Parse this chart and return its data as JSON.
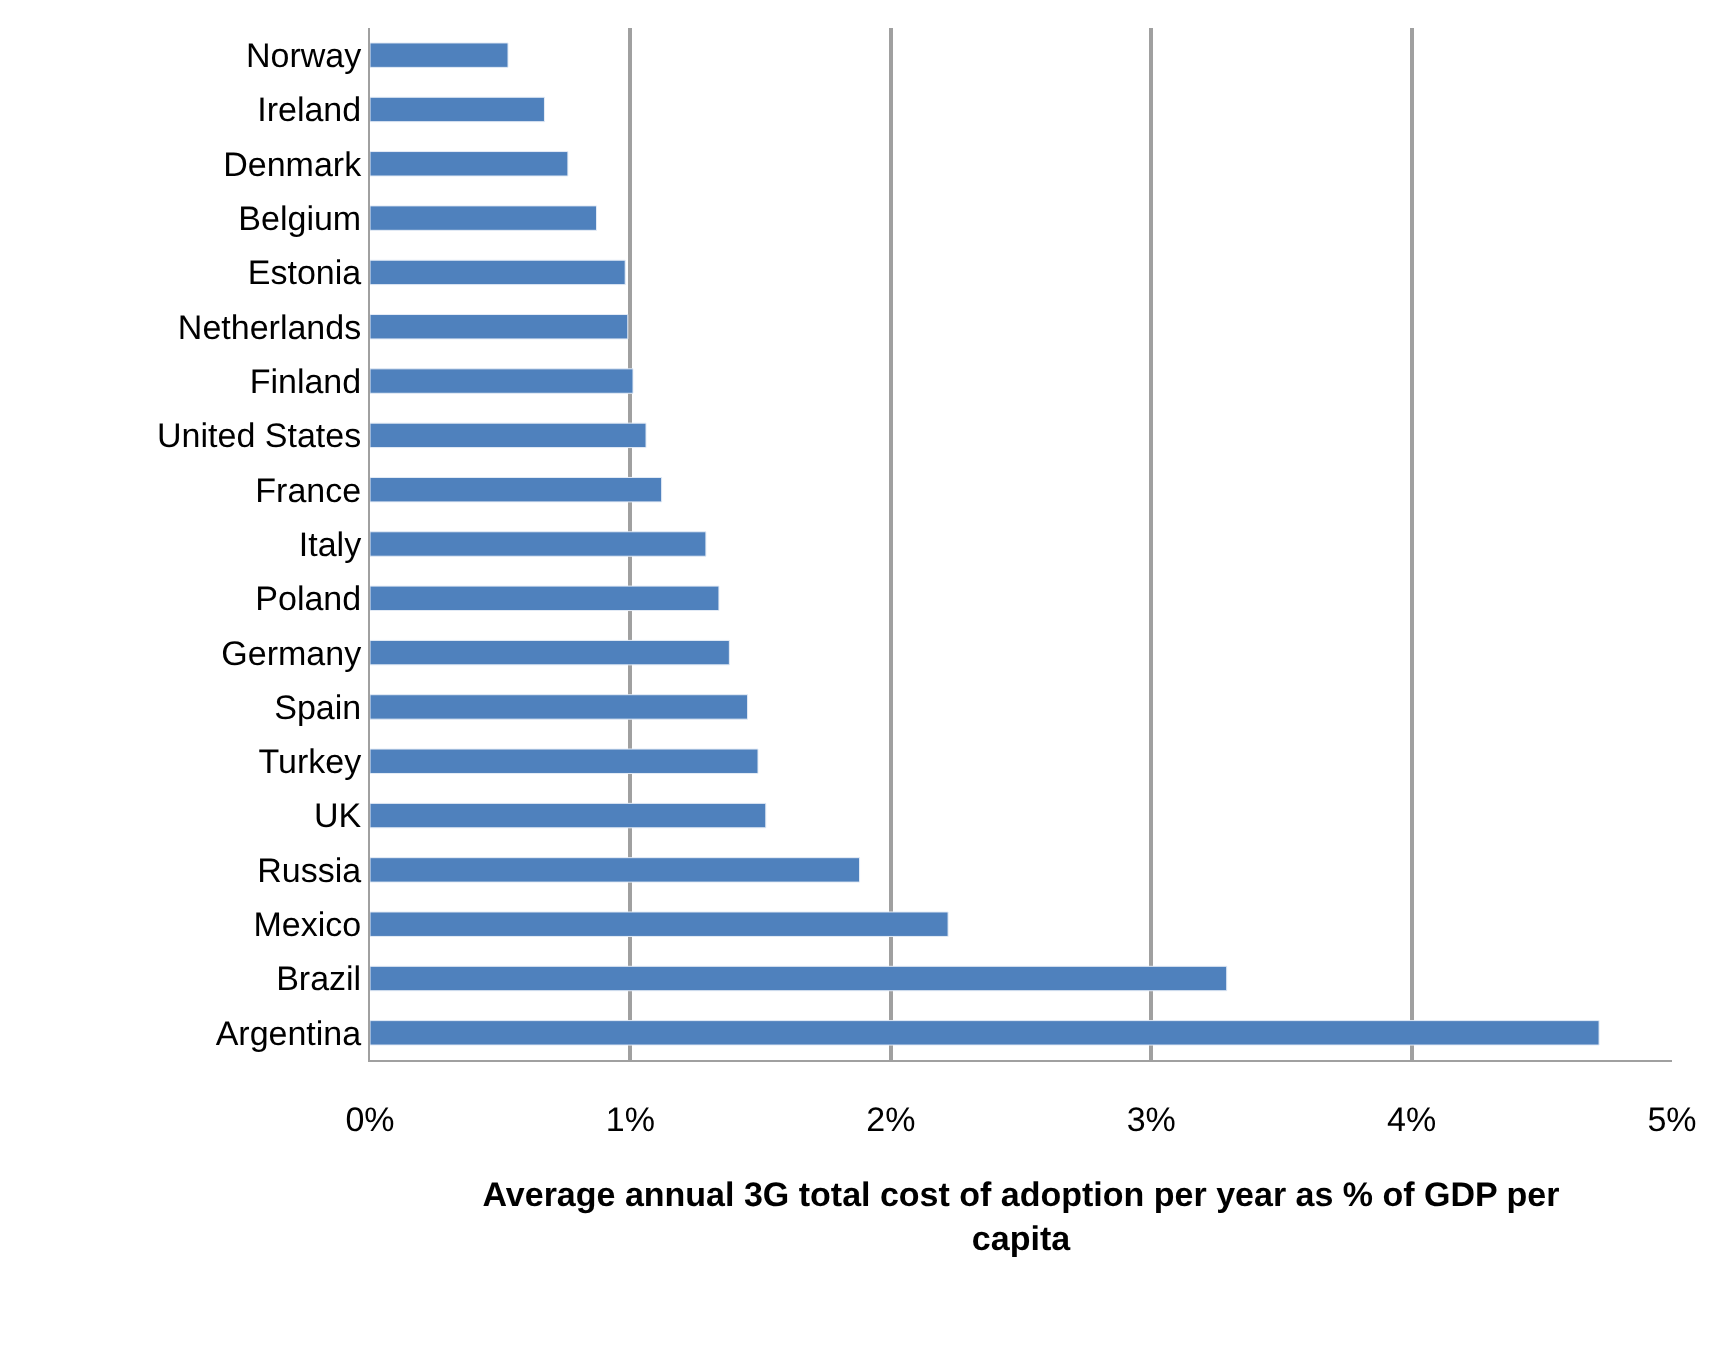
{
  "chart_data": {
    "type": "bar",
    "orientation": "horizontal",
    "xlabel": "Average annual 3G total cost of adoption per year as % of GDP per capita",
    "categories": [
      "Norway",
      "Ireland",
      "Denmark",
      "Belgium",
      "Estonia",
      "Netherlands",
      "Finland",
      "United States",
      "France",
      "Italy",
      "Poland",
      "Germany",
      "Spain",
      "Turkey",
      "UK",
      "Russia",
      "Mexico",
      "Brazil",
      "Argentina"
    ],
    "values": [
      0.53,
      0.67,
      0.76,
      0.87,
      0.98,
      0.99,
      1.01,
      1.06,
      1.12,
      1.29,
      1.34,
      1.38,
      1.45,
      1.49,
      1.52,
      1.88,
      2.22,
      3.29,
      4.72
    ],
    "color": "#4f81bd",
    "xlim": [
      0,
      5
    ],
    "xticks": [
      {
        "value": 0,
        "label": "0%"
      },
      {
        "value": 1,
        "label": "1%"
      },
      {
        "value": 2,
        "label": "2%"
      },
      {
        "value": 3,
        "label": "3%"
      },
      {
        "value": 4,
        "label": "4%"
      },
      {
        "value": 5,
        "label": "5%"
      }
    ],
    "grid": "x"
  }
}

☆ ☆ ☆ ☆ ☆ ☆ ☆

> _WHAT TO DO_
Reproduce the full material exactly, excluding the pictures.

> _COMPLETE OUTPUT_
Parse this chart and return its data as JSON.
{
  "chart_data": {
    "type": "bar",
    "orientation": "horizontal",
    "xlabel": "Average annual 3G total cost of adoption per year as % of GDP per capita",
    "categories": [
      "Norway",
      "Ireland",
      "Denmark",
      "Belgium",
      "Estonia",
      "Netherlands",
      "Finland",
      "United States",
      "France",
      "Italy",
      "Poland",
      "Germany",
      "Spain",
      "Turkey",
      "UK",
      "Russia",
      "Mexico",
      "Brazil",
      "Argentina"
    ],
    "values": [
      0.53,
      0.67,
      0.76,
      0.87,
      0.98,
      0.99,
      1.01,
      1.06,
      1.12,
      1.29,
      1.34,
      1.38,
      1.45,
      1.49,
      1.52,
      1.88,
      2.22,
      3.29,
      4.72
    ],
    "color": "#4f81bd",
    "xlim": [
      0,
      5
    ],
    "xticks": [
      {
        "value": 0,
        "label": "0%"
      },
      {
        "value": 1,
        "label": "1%"
      },
      {
        "value": 2,
        "label": "2%"
      },
      {
        "value": 3,
        "label": "3%"
      },
      {
        "value": 4,
        "label": "4%"
      },
      {
        "value": 5,
        "label": "5%"
      }
    ],
    "grid": "x"
  }
}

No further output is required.